___ ENTRIES PROVIDED ___
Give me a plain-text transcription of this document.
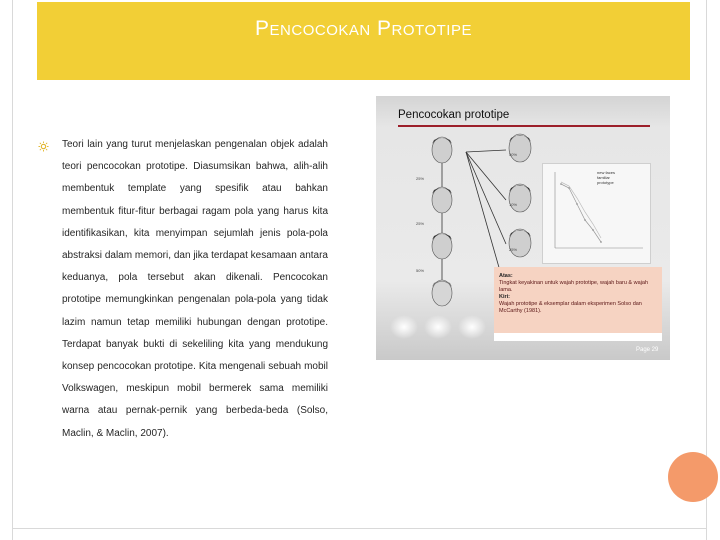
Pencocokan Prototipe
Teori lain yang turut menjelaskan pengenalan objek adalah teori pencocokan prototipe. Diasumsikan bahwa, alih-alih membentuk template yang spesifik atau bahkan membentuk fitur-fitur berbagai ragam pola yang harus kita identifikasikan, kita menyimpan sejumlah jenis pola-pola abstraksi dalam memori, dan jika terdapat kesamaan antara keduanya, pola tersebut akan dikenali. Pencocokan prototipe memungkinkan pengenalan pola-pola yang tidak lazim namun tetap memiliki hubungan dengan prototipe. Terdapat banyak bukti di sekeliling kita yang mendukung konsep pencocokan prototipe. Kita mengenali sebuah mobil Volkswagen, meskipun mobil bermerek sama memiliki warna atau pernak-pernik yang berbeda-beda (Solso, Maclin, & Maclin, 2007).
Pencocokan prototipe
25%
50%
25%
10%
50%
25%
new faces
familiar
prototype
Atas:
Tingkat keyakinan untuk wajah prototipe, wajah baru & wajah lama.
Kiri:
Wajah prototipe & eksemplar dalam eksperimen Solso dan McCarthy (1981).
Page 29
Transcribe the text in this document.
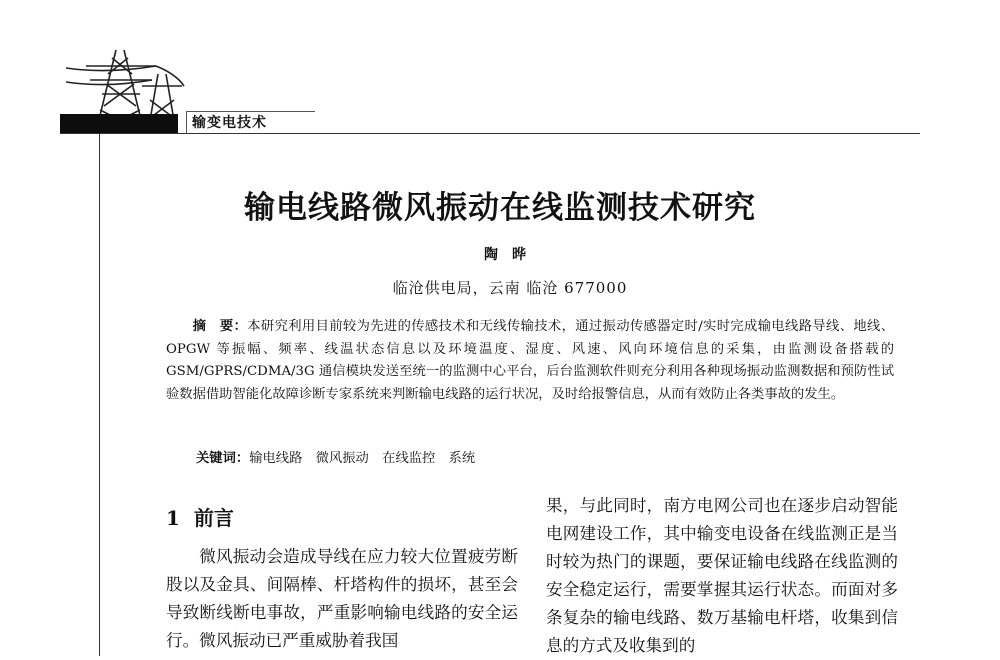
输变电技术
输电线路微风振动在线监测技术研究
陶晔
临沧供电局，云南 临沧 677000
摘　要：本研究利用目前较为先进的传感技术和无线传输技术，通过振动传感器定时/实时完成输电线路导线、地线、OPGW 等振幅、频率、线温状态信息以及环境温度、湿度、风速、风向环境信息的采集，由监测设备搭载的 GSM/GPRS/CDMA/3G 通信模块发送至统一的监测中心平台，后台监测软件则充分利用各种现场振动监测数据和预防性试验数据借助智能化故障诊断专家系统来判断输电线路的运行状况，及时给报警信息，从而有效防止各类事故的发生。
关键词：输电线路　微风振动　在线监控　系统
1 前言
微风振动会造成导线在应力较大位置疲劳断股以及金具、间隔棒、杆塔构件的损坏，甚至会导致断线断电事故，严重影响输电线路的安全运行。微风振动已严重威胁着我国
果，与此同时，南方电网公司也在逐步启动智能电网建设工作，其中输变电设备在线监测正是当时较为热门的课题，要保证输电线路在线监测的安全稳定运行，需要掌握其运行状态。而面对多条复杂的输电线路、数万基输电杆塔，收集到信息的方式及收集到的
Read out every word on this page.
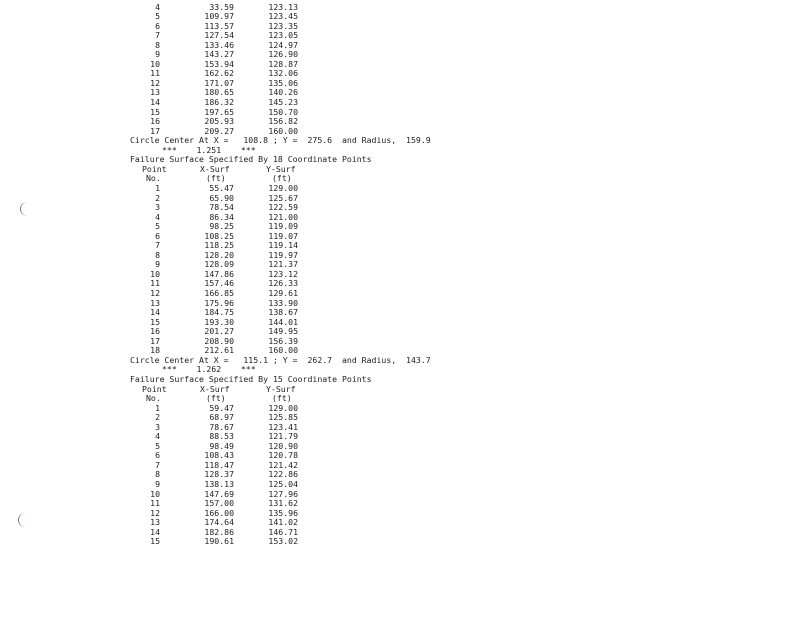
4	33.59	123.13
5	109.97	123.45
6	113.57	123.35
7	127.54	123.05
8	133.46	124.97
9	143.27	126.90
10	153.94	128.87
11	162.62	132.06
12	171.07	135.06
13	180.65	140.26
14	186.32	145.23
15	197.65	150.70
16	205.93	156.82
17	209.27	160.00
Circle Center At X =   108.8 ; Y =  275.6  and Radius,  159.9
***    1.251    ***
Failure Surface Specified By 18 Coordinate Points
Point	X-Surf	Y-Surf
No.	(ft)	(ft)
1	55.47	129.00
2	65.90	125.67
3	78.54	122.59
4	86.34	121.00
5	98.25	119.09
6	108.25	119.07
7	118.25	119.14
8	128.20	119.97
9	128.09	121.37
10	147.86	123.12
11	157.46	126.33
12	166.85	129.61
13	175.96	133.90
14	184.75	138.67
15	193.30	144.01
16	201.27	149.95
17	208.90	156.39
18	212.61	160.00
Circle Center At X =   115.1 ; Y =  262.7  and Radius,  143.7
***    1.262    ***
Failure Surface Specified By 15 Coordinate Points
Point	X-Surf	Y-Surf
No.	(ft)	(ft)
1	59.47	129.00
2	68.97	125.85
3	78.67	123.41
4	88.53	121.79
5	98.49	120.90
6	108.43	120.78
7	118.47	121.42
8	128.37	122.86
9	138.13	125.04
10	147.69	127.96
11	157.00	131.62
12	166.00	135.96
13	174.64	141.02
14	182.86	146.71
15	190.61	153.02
___
**WHAT YOU HAVE TO DO**
Gather each line in these records that contains the string "Pencocokan".

**REPLY**
Pencocokan Prototipe
Teori lain yang turut menjelaskan pengenalan objek adalah teori pencocokan prototipe. Diasumsikan bahwa, alih-alih membentuk template yang spesifik atau bahkan membentuk fitur-fitur berbagai ragam pola yang harus kita identifikasikan, kita menyimpan sejumlah jenis pola-pola abstraksi dalam memori, dan jika terdapat kesamaan antara keduanya, pola tersebut akan dikenali. Pencocokan prototipe memungkinkan pengenalan pola-pola yang tidak lazim namun tetap memiliki hubungan dengan prototipe. Terdapat banyak bukti di sekeliling kita yang mendukung konsep pencocokan prototipe. Kita mengenali sebuah mobil Volkswagen, meskipun mobil bermerek sama memiliki warna atau pernak-pernik yang berbeda-beda (Solso, Maclin, & Maclin, 2007).
Pencocokan prototipe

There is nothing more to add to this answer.